### Task inputs ###

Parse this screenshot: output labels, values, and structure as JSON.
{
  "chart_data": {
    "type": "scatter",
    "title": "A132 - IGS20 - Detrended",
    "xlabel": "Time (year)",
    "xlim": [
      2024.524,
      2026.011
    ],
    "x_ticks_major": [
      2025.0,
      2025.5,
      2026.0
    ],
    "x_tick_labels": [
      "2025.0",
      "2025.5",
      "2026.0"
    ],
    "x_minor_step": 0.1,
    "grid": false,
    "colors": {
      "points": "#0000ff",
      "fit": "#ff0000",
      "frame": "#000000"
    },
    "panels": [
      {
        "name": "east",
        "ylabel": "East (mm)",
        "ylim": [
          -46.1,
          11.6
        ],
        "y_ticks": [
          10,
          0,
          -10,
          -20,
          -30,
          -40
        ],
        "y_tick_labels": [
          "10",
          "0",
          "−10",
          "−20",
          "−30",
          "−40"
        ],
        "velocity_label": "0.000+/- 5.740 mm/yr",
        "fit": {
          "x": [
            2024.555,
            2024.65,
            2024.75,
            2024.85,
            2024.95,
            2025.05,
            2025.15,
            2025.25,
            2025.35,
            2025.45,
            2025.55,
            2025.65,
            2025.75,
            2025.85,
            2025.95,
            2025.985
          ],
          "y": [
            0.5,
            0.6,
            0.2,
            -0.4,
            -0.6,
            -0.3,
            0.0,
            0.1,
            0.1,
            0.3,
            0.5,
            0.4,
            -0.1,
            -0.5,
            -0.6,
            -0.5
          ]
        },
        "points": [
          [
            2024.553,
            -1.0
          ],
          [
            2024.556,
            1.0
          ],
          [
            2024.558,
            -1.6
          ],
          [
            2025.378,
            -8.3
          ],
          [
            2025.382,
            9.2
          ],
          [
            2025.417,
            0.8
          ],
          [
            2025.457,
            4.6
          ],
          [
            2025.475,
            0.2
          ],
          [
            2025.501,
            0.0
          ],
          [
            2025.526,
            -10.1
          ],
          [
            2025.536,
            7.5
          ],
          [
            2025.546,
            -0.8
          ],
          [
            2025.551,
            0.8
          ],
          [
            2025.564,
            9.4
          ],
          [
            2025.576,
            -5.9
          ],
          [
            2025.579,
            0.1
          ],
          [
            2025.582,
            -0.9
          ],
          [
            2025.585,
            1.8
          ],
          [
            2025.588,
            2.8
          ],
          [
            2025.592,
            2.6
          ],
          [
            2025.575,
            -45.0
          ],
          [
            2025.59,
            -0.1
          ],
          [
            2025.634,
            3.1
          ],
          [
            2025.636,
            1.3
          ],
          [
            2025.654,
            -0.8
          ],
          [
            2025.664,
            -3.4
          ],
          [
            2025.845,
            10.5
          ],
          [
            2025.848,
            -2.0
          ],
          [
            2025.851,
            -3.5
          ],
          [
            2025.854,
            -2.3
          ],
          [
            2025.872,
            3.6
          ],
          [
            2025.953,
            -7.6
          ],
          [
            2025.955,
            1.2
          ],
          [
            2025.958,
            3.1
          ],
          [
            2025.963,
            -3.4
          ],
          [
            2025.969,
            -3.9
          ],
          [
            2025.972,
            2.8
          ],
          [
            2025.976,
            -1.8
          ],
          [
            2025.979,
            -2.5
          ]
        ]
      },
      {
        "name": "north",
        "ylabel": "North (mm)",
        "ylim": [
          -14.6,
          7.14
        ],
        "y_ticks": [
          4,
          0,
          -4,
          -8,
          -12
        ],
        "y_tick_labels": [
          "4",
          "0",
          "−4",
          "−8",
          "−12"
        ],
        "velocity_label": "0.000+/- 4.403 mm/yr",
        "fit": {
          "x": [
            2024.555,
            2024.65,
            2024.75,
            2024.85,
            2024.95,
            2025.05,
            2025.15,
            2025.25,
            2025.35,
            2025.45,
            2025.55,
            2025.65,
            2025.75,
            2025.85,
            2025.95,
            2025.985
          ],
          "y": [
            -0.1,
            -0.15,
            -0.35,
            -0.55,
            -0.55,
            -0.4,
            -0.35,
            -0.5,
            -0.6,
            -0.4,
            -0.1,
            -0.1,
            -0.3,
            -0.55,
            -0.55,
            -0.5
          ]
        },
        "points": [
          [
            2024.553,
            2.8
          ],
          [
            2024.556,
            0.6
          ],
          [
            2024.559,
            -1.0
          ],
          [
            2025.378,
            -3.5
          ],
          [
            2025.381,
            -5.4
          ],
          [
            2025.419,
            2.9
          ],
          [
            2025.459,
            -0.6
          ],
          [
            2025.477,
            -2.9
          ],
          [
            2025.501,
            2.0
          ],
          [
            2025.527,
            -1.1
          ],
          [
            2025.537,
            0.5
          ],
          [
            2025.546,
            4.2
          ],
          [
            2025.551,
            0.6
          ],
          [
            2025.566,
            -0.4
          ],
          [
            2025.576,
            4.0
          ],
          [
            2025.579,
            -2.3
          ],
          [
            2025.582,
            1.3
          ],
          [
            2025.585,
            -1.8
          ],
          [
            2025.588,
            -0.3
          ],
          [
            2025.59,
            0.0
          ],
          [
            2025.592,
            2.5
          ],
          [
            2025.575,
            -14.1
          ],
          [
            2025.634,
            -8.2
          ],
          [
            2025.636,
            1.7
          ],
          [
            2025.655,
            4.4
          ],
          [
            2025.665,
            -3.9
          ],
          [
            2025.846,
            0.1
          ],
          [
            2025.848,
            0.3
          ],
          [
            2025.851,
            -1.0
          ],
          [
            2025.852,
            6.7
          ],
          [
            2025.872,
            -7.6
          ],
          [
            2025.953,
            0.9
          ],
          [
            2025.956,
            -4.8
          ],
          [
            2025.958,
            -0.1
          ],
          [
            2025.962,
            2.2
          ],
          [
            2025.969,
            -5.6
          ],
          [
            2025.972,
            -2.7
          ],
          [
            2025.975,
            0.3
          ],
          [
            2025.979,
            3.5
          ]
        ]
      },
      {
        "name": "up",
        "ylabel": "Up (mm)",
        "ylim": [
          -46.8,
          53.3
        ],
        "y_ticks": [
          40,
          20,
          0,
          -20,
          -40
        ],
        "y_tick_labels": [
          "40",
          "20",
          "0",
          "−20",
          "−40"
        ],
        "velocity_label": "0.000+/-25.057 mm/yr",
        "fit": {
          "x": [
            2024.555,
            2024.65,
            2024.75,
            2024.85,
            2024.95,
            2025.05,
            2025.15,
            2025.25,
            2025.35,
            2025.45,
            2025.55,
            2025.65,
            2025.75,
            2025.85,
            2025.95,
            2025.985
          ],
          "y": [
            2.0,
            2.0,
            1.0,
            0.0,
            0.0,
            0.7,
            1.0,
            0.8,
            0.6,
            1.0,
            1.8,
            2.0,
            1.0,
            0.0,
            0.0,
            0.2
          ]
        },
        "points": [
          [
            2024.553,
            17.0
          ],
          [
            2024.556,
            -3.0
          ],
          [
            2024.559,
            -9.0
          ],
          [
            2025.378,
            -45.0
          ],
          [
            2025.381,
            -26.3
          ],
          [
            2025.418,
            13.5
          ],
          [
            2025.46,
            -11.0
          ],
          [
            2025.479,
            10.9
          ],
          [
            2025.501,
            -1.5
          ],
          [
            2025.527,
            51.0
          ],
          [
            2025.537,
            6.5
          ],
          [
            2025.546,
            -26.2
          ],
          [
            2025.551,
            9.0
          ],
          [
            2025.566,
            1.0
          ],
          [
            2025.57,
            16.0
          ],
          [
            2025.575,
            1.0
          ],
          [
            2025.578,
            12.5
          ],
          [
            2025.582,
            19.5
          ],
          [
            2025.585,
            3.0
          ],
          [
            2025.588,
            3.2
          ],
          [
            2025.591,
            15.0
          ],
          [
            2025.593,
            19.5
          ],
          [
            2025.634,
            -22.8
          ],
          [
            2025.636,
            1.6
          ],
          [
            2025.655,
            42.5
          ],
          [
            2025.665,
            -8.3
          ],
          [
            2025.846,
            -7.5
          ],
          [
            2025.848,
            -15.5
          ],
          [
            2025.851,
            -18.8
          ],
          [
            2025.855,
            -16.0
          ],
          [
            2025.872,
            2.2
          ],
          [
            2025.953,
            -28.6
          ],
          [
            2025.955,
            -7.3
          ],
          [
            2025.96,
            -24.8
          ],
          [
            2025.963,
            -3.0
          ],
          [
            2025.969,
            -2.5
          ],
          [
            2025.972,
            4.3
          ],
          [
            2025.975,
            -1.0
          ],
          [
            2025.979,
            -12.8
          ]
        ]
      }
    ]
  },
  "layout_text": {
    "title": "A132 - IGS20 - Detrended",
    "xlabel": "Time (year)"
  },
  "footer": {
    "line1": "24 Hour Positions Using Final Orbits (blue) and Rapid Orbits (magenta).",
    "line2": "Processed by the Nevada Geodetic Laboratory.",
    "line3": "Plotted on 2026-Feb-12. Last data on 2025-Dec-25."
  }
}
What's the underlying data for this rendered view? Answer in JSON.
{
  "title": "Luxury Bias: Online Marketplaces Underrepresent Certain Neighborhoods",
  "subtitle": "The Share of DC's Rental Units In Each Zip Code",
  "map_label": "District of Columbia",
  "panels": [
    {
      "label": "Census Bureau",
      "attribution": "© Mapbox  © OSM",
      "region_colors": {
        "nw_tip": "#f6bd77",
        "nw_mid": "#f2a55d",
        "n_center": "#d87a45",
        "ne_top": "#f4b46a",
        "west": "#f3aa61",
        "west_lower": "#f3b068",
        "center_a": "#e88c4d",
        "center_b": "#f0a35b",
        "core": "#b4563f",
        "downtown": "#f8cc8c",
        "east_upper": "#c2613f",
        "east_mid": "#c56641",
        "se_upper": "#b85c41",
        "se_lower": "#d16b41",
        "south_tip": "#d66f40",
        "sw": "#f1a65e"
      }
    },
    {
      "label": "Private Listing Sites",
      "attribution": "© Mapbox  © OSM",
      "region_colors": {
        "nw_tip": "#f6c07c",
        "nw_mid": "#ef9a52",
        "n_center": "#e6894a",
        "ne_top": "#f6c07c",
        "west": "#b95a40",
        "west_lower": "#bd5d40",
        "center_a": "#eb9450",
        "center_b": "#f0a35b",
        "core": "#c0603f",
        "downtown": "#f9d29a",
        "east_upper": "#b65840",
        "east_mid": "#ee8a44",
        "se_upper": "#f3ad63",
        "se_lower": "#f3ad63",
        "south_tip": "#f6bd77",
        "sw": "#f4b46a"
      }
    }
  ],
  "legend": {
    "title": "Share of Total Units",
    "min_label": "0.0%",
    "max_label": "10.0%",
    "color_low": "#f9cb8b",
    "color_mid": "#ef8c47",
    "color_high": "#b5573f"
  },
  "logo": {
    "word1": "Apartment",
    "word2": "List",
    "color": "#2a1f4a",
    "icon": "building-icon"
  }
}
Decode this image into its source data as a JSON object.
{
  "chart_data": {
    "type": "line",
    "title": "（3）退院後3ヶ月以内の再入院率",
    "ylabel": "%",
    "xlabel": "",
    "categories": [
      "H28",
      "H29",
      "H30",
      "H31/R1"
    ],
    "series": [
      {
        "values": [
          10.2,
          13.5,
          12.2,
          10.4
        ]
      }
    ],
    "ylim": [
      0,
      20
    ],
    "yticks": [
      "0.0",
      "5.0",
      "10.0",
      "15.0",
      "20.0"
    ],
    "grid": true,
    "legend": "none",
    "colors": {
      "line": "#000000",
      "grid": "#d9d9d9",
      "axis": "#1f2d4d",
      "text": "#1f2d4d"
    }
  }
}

###

Direction:
Pull out every line holding "Units" from the records above, and copy it.

Solution to this task:
  "subtitle": "The Share of DC's Rental Units In Each Zip Code",
    "title": "Share of Total Units",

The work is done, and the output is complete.